> [ЗАДАНИЕ 1]: Каких людей отрывок называет по имени? Перечислите их всех.
> [ЗАДАНИЕ 2]: Какие строки записей содержат слово «Flow»? Отфильтруйте записи и перепишите каждую такую строку целиком.

> [ОТРЫВОК]:
※

По всем данным, Эренбург, создавая портрет Сталина в своих мемуарах, испытывал большие трудности. Он часами говорил о Сталине, пытаясь постичь культ Сталина и слепую преданность ему людей по всему миру. Борис Закс, ответственный секретарь журнала «Новый мир», оказался свидетелем той борьбы, которую Эренбург вел с самим собой. Закс, через которого осуществлялись, в основном, контакты писателя с журналом, как-то два часа проговорил с ним о Сталине. В этой беседе Эренбург, как показалось Заксу, пытался прояснить для себя, был ли Сталин «сознательным злодеем или все-таки считал, что действует на благо страны»[954].

※

Записи областей макета
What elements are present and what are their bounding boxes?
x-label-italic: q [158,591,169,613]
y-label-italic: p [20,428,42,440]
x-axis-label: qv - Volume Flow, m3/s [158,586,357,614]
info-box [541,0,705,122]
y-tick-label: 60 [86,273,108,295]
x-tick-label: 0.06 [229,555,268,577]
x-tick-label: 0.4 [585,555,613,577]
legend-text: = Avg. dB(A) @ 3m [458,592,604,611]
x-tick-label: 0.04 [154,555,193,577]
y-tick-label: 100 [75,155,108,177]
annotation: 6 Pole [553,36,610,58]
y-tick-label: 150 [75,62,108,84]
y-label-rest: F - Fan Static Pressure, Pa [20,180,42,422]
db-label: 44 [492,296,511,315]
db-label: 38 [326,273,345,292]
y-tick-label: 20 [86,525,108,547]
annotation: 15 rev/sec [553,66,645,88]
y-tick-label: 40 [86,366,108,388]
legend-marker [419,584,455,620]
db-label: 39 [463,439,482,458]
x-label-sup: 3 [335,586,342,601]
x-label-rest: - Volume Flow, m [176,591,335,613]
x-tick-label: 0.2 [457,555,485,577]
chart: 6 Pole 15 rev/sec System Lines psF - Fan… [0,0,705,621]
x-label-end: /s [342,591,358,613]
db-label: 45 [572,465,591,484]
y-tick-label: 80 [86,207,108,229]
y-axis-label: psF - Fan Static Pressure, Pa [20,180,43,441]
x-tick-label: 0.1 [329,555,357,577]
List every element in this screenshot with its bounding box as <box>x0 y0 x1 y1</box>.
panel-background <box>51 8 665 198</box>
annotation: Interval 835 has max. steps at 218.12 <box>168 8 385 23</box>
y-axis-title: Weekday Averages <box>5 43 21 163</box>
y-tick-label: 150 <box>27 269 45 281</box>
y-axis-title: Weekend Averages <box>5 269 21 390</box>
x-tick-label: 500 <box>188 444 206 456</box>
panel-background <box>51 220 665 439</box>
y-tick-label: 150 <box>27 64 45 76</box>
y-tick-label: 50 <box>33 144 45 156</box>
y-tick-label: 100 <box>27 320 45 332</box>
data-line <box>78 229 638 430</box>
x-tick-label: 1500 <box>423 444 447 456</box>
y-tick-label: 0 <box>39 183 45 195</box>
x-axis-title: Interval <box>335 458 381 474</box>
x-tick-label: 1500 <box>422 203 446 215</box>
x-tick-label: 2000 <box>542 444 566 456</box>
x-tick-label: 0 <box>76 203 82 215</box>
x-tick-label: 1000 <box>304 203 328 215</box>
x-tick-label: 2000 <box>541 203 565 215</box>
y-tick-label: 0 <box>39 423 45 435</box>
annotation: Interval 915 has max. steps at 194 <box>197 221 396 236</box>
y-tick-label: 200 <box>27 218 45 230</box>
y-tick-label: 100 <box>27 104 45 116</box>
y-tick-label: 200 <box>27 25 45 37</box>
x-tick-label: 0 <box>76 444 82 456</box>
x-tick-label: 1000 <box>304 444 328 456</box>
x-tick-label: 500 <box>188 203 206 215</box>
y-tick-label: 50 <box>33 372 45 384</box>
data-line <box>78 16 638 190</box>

※

> [РЕШЕНИЕ ЗАДАНИЯ 1]: Эренбург, Сталин, Борис Закс.

> [РЕШЕНИЕ ЗАДАНИЯ 2]:
x-axis-label: qv - Volume Flow, m3/s [158,586,357,614]
x-label-rest: - Volume Flow, m [176,591,335,613]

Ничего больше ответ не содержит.